Start of Task material

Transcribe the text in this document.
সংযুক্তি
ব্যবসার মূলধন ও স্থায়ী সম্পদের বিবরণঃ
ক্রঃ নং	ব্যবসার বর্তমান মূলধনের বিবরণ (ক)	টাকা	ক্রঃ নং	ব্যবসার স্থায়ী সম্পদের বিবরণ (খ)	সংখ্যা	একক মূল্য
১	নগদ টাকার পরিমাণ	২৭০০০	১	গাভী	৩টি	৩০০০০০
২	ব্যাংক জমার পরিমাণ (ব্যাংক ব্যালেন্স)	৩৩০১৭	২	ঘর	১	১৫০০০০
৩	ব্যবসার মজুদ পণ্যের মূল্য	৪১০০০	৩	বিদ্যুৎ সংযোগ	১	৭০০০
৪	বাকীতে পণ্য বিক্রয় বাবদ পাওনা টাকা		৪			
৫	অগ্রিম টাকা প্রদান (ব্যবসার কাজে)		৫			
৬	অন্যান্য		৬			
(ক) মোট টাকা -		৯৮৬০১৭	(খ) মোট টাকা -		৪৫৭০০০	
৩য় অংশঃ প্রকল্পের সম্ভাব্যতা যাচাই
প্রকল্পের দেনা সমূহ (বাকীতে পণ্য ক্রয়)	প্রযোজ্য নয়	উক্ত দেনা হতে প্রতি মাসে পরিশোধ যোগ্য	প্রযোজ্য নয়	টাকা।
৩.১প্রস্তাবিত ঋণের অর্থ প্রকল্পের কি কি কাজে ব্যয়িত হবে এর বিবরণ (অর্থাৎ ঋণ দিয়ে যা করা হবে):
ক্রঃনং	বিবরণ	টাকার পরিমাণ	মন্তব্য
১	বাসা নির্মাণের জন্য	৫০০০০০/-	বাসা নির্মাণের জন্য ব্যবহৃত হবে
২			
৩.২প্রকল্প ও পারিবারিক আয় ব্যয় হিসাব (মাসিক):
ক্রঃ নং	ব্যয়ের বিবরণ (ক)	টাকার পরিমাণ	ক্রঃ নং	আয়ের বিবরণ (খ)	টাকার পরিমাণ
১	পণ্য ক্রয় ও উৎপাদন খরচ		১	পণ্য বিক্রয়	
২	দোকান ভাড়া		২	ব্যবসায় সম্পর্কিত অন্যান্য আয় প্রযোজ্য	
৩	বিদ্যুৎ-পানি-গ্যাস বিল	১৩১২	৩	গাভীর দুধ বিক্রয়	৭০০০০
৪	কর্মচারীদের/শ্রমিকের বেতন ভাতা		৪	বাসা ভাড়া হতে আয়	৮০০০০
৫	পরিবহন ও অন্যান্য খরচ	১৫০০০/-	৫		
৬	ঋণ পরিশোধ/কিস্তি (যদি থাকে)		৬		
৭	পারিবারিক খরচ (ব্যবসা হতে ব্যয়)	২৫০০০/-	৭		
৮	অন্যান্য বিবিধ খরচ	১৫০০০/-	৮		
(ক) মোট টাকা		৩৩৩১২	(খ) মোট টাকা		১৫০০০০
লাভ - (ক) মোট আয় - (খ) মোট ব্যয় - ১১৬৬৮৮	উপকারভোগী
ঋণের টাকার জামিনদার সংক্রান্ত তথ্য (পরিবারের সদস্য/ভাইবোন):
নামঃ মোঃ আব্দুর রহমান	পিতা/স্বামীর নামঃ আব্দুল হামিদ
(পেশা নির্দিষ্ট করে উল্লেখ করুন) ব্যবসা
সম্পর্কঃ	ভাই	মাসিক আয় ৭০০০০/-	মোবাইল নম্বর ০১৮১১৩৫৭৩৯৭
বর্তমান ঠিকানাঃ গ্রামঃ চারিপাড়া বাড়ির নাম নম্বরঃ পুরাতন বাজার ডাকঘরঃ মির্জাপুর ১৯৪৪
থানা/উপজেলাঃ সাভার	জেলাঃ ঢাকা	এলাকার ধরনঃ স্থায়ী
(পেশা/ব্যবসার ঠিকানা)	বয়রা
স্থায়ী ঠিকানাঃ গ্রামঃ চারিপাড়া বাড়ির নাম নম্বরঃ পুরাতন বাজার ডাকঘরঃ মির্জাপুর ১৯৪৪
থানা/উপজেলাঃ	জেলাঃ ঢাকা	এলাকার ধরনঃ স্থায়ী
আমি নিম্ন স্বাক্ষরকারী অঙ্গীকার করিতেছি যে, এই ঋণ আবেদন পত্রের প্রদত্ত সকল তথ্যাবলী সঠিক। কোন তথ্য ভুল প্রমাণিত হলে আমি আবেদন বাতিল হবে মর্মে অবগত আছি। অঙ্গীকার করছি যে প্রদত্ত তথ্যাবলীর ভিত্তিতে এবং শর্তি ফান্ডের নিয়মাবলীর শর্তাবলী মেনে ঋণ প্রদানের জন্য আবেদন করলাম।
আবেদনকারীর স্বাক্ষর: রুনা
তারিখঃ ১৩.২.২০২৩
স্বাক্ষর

End of Task material

Task objective:
Please output the entire listing exactly as it stands.

Final result:
Transcribe the text in this document.
সংযুক্তি
ব্যবসার মূলধন ও স্থায়ী সম্পদের বিবরণঃ
ক্রঃ নং	ব্যবসার বর্তমান মূলধনের বিবরণ (ক)	টাকা	ক্রঃ নং	ব্যবসার স্থায়ী সম্পদের বিবরণ (খ)	সংখ্যা	একক মূল্য
১	নগদ টাকার পরিমাণ	২৭০০০	১	গাভী	৩টি	৩০০০০০
২	ব্যাংক জমার পরিমাণ (ব্যাংক ব্যালেন্স)	৩৩০১৭	২	ঘর	১	১৫০০০০
৩	ব্যবসার মজুদ পণ্যের মূল্য	৪১০০০	৩	বিদ্যুৎ সংযোগ	১	৭০০০
৪	বাকীতে পণ্য বিক্রয় বাবদ পাওনা টাকা		৪			
৫	অগ্রিম টাকা প্রদান (ব্যবসার কাজে)		৫			
৬	অন্যান্য		৬			
(ক) মোট টাকা -		৯৮৬০১৭	(খ) মোট টাকা -		৪৫৭০০০	
৩য় অংশঃ প্রকল্পের সম্ভাব্যতা যাচাই
প্রকল্পের দেনা সমূহ (বাকীতে পণ্য ক্রয়)	প্রযোজ্য নয়	উক্ত দেনা হতে প্রতি মাসে পরিশোধ যোগ্য	প্রযোজ্য নয়	টাকা।
৩.১প্রস্তাবিত ঋণের অর্থ প্রকল্পের কি কি কাজে ব্যয়িত হবে এর বিবরণ (অর্থাৎ ঋণ দিয়ে যা করা হবে):
ক্রঃনং	বিবরণ	টাকার পরিমাণ	মন্তব্য
১	বাসা নির্মাণের জন্য	৫০০০০০/-	বাসা নির্মাণের জন্য ব্যবহৃত হবে
২			
৩.২প্রকল্প ও পারিবারিক আয় ব্যয় হিসাব (মাসিক):
ক্রঃ নং	ব্যয়ের বিবরণ (ক)	টাকার পরিমাণ	ক্রঃ নং	আয়ের বিবরণ (খ)	টাকার পরিমাণ
১	পণ্য ক্রয় ও উৎপাদন খরচ		১	পণ্য বিক্রয়	
২	দোকান ভাড়া		২	ব্যবসায় সম্পর্কিত অন্যান্য আয় প্রযোজ্য	
৩	বিদ্যুৎ-পানি-গ্যাস বিল	১৩১২	৩	গাভীর দুধ বিক্রয়	৭০০০০
৪	কর্মচারীদের/শ্রমিকের বেতন ভাতা		৪	বাসা ভাড়া হতে আয়	৮০০০০
৫	পরিবহন ও অন্যান্য খরচ	১৫০০০/-	৫		
৬	ঋণ পরিশোধ/কিস্তি (যদি থাকে)		৬		
৭	পারিবারিক খরচ (ব্যবসা হতে ব্যয়)	২৫০০০/-	৭		
৮	অন্যান্য বিবিধ খরচ	১৫০০০/-	৮		
(ক) মোট টাকা		৩৩৩১২	(খ) মোট টাকা		১৫০০০০
লাভ - (ক) মোট আয় - (খ) মোট ব্যয় - ১১৬৬৮৮	উপকারভোগী
ঋণের টাকার জামিনদার সংক্রান্ত তথ্য (পরিবারের সদস্য/ভাইবোন):
নামঃ মোঃ আব্দুর রহমান	পিতা/স্বামীর নামঃ আব্দুল হামিদ
(পেশা নির্দিষ্ট করে উল্লেখ করুন) ব্যবসা
সম্পর্কঃ	ভাই	মাসিক আয় ৭০০০০/-	মোবাইল নম্বর ০১৮১১৩৫৭৩৯৭
বর্তমান ঠিকানাঃ গ্রামঃ চারিপাড়া বাড়ির নাম নম্বরঃ পুরাতন বাজার ডাকঘরঃ মির্জাপুর ১৯৪৪
থানা/উপজেলাঃ সাভার	জেলাঃ ঢাকা	এলাকার ধরনঃ স্থায়ী
(পেশা/ব্যবসার ঠিকানা)	বয়রা
স্থায়ী ঠিকানাঃ গ্রামঃ চারিপাড়া বাড়ির নাম নম্বরঃ পুরাতন বাজার ডাকঘরঃ মির্জাপুর ১৯৪৪
থানা/উপজেলাঃ	জেলাঃ ঢাকা	এলাকার ধরনঃ স্থায়ী
আমি নিম্ন স্বাক্ষরকারী অঙ্গীকার করিতেছি যে, এই ঋণ আবেদন পত্রের প্রদত্ত সকল তথ্যাবলী সঠিক। কোন তথ্য ভুল প্রমাণিত হলে আমি আবেদন বাতিল হবে মর্মে অবগত আছি। অঙ্গীকার করছি যে প্রদত্ত তথ্যাবলীর ভিত্তিতে এবং শর্তি ফান্ডের নিয়মাবলীর শর্তাবলী মেনে ঋণ প্রদানের জন্য আবেদন করলাম।
আবেদনকারীর স্বাক্ষর: রুনা
তারিখঃ ১৩.২.২০২৩
স্বাক্ষর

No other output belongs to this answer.